— start of Input material —

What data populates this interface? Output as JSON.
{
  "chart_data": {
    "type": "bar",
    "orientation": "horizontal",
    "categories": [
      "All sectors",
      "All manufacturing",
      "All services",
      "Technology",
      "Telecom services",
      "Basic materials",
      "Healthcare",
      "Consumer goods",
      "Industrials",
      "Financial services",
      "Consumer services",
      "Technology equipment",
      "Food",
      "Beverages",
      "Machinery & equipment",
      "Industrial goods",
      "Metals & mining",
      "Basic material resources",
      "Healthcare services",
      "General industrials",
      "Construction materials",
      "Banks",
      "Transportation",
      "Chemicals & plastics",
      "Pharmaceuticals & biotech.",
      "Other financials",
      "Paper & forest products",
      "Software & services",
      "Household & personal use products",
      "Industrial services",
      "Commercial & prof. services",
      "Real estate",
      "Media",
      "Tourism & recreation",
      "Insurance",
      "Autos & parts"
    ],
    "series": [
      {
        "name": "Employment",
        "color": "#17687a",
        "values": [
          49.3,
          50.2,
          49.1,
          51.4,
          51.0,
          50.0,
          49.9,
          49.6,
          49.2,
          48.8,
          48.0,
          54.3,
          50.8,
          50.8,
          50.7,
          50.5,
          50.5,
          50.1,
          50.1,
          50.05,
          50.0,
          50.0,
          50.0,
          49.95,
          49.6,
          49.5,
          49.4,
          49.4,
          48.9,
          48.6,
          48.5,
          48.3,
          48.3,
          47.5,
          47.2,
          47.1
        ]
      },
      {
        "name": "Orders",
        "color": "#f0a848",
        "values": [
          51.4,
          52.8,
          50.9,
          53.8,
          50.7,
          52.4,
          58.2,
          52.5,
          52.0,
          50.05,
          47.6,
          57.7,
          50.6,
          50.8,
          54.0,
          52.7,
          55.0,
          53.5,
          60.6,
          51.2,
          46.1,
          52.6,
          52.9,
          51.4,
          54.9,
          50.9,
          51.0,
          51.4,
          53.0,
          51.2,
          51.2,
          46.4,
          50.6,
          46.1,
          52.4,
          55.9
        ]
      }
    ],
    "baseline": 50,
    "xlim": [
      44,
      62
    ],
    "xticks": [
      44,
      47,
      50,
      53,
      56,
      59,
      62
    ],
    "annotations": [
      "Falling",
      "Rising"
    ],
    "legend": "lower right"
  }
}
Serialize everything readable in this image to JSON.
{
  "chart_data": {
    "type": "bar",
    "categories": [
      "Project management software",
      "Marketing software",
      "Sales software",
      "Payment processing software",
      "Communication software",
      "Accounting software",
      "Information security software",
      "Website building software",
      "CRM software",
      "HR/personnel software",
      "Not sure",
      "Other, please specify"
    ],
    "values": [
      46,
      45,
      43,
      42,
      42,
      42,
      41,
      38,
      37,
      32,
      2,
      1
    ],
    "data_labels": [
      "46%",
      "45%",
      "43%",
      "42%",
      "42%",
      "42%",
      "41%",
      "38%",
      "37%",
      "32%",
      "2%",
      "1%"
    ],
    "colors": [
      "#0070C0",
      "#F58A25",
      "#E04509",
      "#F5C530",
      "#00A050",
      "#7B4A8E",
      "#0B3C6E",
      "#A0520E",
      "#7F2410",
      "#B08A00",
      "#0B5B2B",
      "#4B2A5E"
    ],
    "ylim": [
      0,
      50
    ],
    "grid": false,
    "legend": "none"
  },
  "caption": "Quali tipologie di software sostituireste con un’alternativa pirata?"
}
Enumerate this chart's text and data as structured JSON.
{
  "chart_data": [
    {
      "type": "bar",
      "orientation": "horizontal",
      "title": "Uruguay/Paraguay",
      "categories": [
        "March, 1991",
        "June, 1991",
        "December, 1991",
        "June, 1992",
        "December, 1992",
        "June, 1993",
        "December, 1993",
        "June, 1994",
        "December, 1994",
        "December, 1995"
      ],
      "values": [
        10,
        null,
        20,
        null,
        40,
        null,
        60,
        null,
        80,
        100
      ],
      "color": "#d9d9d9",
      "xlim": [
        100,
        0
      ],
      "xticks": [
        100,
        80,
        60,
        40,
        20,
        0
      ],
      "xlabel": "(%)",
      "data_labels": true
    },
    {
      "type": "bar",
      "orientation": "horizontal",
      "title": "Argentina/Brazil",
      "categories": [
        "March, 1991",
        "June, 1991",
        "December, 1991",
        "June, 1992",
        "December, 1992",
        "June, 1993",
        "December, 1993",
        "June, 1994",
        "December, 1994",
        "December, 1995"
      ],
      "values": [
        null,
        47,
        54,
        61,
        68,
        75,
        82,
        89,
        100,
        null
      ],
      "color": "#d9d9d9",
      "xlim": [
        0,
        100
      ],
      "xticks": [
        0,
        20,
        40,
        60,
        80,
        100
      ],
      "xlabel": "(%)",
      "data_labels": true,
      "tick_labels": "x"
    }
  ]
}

— end of Input material —

Task description |
Reproduce the listing in full. Keep it exactly as written.

Solution to the exercise |
What data populates this interface? Output as JSON.
{
  "chart_data": {
    "type": "bar",
    "orientation": "horizontal",
    "categories": [
      "All sectors",
      "All manufacturing",
      "All services",
      "Technology",
      "Telecom services",
      "Basic materials",
      "Healthcare",
      "Consumer goods",
      "Industrials",
      "Financial services",
      "Consumer services",
      "Technology equipment",
      "Food",
      "Beverages",
      "Machinery & equipment",
      "Industrial goods",
      "Metals & mining",
      "Basic material resources",
      "Healthcare services",
      "General industrials",
      "Construction materials",
      "Banks",
      "Transportation",
      "Chemicals & plastics",
      "Pharmaceuticals & biotech.",
      "Other financials",
      "Paper & forest products",
      "Software & services",
      "Household & personal use products",
      "Industrial services",
      "Commercial & prof. services",
      "Real estate",
      "Media",
      "Tourism & recreation",
      "Insurance",
      "Autos & parts"
    ],
    "series": [
      {
        "name": "Employment",
        "color": "#17687a",
        "values": [
          49.3,
          50.2,
          49.1,
          51.4,
          51.0,
          50.0,
          49.9,
          49.6,
          49.2,
          48.8,
          48.0,
          54.3,
          50.8,
          50.8,
          50.7,
          50.5,
          50.5,
          50.1,
          50.1,
          50.05,
          50.0,
          50.0,
          50.0,
          49.95,
          49.6,
          49.5,
          49.4,
          49.4,
          48.9,
          48.6,
          48.5,
          48.3,
          48.3,
          47.5,
          47.2,
          47.1
        ]
      },
      {
        "name": "Orders",
        "color": "#f0a848",
        "values": [
          51.4,
          52.8,
          50.9,
          53.8,
          50.7,
          52.4,
          58.2,
          52.5,
          52.0,
          50.05,
          47.6,
          57.7,
          50.6,
          50.8,
          54.0,
          52.7,
          55.0,
          53.5,
          60.6,
          51.2,
          46.1,
          52.6,
          52.9,
          51.4,
          54.9,
          50.9,
          51.0,
          51.4,
          53.0,
          51.2,
          51.2,
          46.4,
          50.6,
          46.1,
          52.4,
          55.9
        ]
      }
    ],
    "baseline": 50,
    "xlim": [
      44,
      62
    ],
    "xticks": [
      44,
      47,
      50,
      53,
      56,
      59,
      62
    ],
    "annotations": [
      "Falling",
      "Rising"
    ],
    "legend": "lower right"
  }
}
Serialize everything readable in this image to JSON.
{
  "chart_data": {
    "type": "bar",
    "categories": [
      "Project management software",
      "Marketing software",
      "Sales software",
      "Payment processing software",
      "Communication software",
      "Accounting software",
      "Information security software",
      "Website building software",
      "CRM software",
      "HR/personnel software",
      "Not sure",
      "Other, please specify"
    ],
    "values": [
      46,
      45,
      43,
      42,
      42,
      42,
      41,
      38,
      37,
      32,
      2,
      1
    ],
    "data_labels": [
      "46%",
      "45%",
      "43%",
      "42%",
      "42%",
      "42%",
      "41%",
      "38%",
      "37%",
      "32%",
      "2%",
      "1%"
    ],
    "colors": [
      "#0070C0",
      "#F58A25",
      "#E04509",
      "#F5C530",
      "#00A050",
      "#7B4A8E",
      "#0B3C6E",
      "#A0520E",
      "#7F2410",
      "#B08A00",
      "#0B5B2B",
      "#4B2A5E"
    ],
    "ylim": [
      0,
      50
    ],
    "grid": false,
    "legend": "none"
  },
  "caption": "Quali tipologie di software sostituireste con un’alternativa pirata?"
}
Enumerate this chart's text and data as structured JSON.
{
  "chart_data": [
    {
      "type": "bar",
      "orientation": "horizontal",
      "title": "Uruguay/Paraguay",
      "categories": [
        "March, 1991",
        "June, 1991",
        "December, 1991",
        "June, 1992",
        "December, 1992",
        "June, 1993",
        "December, 1993",
        "June, 1994",
        "December, 1994",
        "December, 1995"
      ],
      "values": [
        10,
        null,
        20,
        null,
        40,
        null,
        60,
        null,
        80,
        100
      ],
      "color": "#d9d9d9",
      "xlim": [
        100,
        0
      ],
      "xticks": [
        100,
        80,
        60,
        40,
        20,
        0
      ],
      "xlabel": "(%)",
      "data_labels": true
    },
    {
      "type": "bar",
      "orientation": "horizontal",
      "title": "Argentina/Brazil",
      "categories": [
        "March, 1991",
        "June, 1991",
        "December, 1991",
        "June, 1992",
        "December, 1992",
        "June, 1993",
        "December, 1993",
        "June, 1994",
        "December, 1994",
        "December, 1995"
      ],
      "values": [
        null,
        47,
        54,
        61,
        68,
        75,
        82,
        89,
        100,
        null
      ],
      "color": "#d9d9d9",
      "xlim": [
        0,
        100
      ],
      "xticks": [
        0,
        20,
        40,
        60,
        80,
        100
      ],
      "xlabel": "(%)",
      "data_labels": true,
      "tick_labels": "x"
    }
  ]
}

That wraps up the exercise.